» **Exercise objective**
Every entry that follows needs to be repeated exactly.

» **Records for this task**
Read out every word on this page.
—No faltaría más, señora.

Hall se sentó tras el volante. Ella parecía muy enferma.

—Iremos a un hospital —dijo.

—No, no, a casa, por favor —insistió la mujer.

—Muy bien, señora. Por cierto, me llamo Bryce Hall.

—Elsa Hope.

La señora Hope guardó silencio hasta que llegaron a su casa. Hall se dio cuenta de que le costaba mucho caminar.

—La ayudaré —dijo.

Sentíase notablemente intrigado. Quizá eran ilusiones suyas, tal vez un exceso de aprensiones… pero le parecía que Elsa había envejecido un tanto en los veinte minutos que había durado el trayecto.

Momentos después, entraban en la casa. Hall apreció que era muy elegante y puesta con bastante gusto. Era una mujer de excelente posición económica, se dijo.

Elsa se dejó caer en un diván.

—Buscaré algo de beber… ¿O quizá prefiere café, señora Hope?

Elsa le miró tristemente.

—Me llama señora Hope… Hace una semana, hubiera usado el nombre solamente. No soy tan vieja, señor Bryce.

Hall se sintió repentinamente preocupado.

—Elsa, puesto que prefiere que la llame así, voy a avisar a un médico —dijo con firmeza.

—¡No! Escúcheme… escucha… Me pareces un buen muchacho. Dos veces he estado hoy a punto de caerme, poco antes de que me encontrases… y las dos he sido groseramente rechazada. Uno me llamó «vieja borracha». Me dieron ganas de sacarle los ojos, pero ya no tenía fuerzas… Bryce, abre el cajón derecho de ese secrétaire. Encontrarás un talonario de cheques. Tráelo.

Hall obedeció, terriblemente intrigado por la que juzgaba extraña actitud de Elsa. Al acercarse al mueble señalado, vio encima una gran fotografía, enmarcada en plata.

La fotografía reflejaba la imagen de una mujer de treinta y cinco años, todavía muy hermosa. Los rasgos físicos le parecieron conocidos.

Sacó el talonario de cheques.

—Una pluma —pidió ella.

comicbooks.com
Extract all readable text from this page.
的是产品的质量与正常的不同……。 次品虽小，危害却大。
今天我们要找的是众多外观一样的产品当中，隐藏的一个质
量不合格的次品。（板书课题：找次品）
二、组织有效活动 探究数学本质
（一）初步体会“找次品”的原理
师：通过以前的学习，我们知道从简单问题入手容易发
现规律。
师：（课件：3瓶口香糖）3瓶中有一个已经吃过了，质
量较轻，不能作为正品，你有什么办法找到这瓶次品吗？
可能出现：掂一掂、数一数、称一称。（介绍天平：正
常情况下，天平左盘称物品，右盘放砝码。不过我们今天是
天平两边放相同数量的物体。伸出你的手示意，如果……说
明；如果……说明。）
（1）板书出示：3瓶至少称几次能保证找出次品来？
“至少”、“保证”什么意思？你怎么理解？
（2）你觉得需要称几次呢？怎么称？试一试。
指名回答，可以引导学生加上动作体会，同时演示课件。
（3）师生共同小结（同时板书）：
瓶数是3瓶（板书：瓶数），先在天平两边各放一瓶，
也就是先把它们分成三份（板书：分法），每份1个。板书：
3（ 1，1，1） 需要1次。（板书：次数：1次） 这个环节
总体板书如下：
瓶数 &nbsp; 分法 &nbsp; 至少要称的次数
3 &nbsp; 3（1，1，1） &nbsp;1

» **Solution for this task**
Read out every word on this page.
—No faltaría más, señora.

Hall se sentó tras el volante. Ella parecía muy enferma.

—Iremos a un hospital —dijo.

—No, no, a casa, por favor —insistió la mujer.

—Muy bien, señora. Por cierto, me llamo Bryce Hall.

—Elsa Hope.

La señora Hope guardó silencio hasta que llegaron a su casa. Hall se dio cuenta de que le costaba mucho caminar.

—La ayudaré —dijo.

Sentíase notablemente intrigado. Quizá eran ilusiones suyas, tal vez un exceso de aprensiones… pero le parecía que Elsa había envejecido un tanto en los veinte minutos que había durado el trayecto.

Momentos después, entraban en la casa. Hall apreció que era muy elegante y puesta con bastante gusto. Era una mujer de excelente posición económica, se dijo.

Elsa se dejó caer en un diván.

—Buscaré algo de beber… ¿O quizá prefiere café, señora Hope?

Elsa le miró tristemente.

—Me llama señora Hope… Hace una semana, hubiera usado el nombre solamente. No soy tan vieja, señor Bryce.

Hall se sintió repentinamente preocupado.

—Elsa, puesto que prefiere que la llame así, voy a avisar a un médico —dijo con firmeza.

—¡No! Escúcheme… escucha… Me pareces un buen muchacho. Dos veces he estado hoy a punto de caerme, poco antes de que me encontrases… y las dos he sido groseramente rechazada. Uno me llamó «vieja borracha». Me dieron ganas de sacarle los ojos, pero ya no tenía fuerzas… Bryce, abre el cajón derecho de ese secrétaire. Encontrarás un talonario de cheques. Tráelo.

Hall obedeció, terriblemente intrigado por la que juzgaba extraña actitud de Elsa. Al acercarse al mueble señalado, vio encima una gran fotografía, enmarcada en plata.

La fotografía reflejaba la imagen de una mujer de treinta y cinco años, todavía muy hermosa. Los rasgos físicos le parecieron conocidos.

Sacó el talonario de cheques.

—Una pluma —pidió ella.

comicbooks.com
Extract all readable text from this page.
的是产品的质量与正常的不同……。 次品虽小，危害却大。
今天我们要找的是众多外观一样的产品当中，隐藏的一个质
量不合格的次品。（板书课题：找次品）
二、组织有效活动 探究数学本质
（一）初步体会“找次品”的原理
师：通过以前的学习，我们知道从简单问题入手容易发
现规律。
师：（课件：3瓶口香糖）3瓶中有一个已经吃过了，质
量较轻，不能作为正品，你有什么办法找到这瓶次品吗？
可能出现：掂一掂、数一数、称一称。（介绍天平：正
常情况下，天平左盘称物品，右盘放砝码。不过我们今天是
天平两边放相同数量的物体。伸出你的手示意，如果……说
明；如果……说明。）
（1）板书出示：3瓶至少称几次能保证找出次品来？
“至少”、“保证”什么意思？你怎么理解？
（2）你觉得需要称几次呢？怎么称？试一试。
指名回答，可以引导学生加上动作体会，同时演示课件。
（3）师生共同小结（同时板书）：
瓶数是3瓶（板书：瓶数），先在天平两边各放一瓶，
也就是先把它们分成三份（板书：分法），每份1个。板书：
3（ 1，1，1） 需要1次。（板书：次数：1次） 这个环节
总体板书如下：
瓶数 &nbsp; 分法 &nbsp; 至少要称的次数
3 &nbsp; 3（1，1，1） &nbsp;1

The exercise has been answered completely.